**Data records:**

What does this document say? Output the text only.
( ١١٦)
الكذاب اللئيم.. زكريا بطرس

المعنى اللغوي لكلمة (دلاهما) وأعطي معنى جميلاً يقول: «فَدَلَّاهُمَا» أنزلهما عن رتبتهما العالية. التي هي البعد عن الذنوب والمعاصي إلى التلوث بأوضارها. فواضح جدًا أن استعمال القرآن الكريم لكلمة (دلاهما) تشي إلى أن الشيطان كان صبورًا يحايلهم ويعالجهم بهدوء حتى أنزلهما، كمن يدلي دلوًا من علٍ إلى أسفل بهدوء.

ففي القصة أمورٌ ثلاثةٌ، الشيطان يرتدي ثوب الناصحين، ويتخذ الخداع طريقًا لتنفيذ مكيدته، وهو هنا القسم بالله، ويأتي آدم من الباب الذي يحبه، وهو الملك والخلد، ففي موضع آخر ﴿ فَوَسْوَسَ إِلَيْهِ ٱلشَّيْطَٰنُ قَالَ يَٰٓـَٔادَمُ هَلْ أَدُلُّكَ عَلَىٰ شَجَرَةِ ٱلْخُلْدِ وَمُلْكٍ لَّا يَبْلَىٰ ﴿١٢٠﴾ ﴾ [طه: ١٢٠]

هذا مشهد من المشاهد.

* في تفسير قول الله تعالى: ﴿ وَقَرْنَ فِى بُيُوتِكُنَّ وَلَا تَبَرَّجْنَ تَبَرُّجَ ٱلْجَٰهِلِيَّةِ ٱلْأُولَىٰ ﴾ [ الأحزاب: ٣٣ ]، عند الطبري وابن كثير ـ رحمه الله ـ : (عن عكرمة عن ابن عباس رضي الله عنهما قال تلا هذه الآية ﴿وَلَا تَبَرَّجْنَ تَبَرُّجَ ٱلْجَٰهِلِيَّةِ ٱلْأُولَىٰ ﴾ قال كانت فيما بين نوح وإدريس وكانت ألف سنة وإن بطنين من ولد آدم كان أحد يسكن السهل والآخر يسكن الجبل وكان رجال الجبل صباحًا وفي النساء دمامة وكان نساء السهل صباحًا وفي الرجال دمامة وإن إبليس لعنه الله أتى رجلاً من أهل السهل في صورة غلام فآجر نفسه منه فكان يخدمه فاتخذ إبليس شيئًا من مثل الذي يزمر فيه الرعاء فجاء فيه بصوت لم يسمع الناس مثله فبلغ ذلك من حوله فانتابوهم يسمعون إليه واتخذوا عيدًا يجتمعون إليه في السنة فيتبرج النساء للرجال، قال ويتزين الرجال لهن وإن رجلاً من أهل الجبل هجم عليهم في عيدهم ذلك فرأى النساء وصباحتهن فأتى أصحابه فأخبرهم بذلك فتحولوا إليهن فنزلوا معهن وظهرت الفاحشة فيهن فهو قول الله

**GIVEN REQUEST:** Search the records above for "الذي". Copy each line where it is found.

**SOLUTION FOR THIS TASK:**
ففي القصة أمورٌ ثلاثةٌ، الشيطان يرتدي ثوب الناصحين، ويتخذ الخداع طريقًا لتنفيذ مكيدته، وهو هنا القسم بالله، ويأتي آدم من الباب الذي يحبه، وهو الملك والخلد، ففي موضع آخر ﴿ فَوَسْوَسَ إِلَيْهِ ٱلشَّيْطَٰنُ قَالَ يَٰٓـَٔادَمُ هَلْ أَدُلُّكَ عَلَىٰ شَجَرَةِ ٱلْخُلْدِ وَمُلْكٍ لَّا يَبْلَىٰ ﴿١٢٠﴾ ﴾ [طه: ١٢٠]
* في تفسير قول الله تعالى: ﴿ وَقَرْنَ فِى بُيُوتِكُنَّ وَلَا تَبَرَّجْنَ تَبَرُّجَ ٱلْجَٰهِلِيَّةِ ٱلْأُولَىٰ ﴾ [ الأحزاب: ٣٣ ]، عند الطبري وابن كثير ـ رحمه الله ـ : (عن عكرمة عن ابن عباس رضي الله عنهما قال تلا هذه الآية ﴿وَلَا تَبَرَّجْنَ تَبَرُّجَ ٱلْجَٰهِلِيَّةِ ٱلْأُولَىٰ ﴾ قال كانت فيما بين نوح وإدريس وكانت ألف سنة وإن بطنين من ولد آدم كان أحد يسكن السهل والآخر يسكن الجبل وكان رجال الجبل صباحًا وفي النساء دمامة وكان نساء السهل صباحًا وفي الرجال دمامة وإن إبليس لعنه الله أتى رجلاً من أهل السهل في صورة غلام فآجر نفسه منه فكان يخدمه فاتخذ إبليس شيئًا من مثل الذي يزمر فيه الرعاء فجاء فيه بصوت لم يسمع الناس مثله فبلغ ذلك من حوله فانتابوهم يسمعون إليه واتخذوا عيدًا يجتمعون إليه في السنة فيتبرج النساء للرجال، قال ويتزين الرجال لهن وإن رجلاً من أهل الجبل هجم عليهم في عيدهم ذلك فرأى النساء وصباحتهن فأتى أصحابه فأخبرهم بذلك فتحولوا إليهن فنزلوا معهن وظهرت الفاحشة فيهن فهو قول الله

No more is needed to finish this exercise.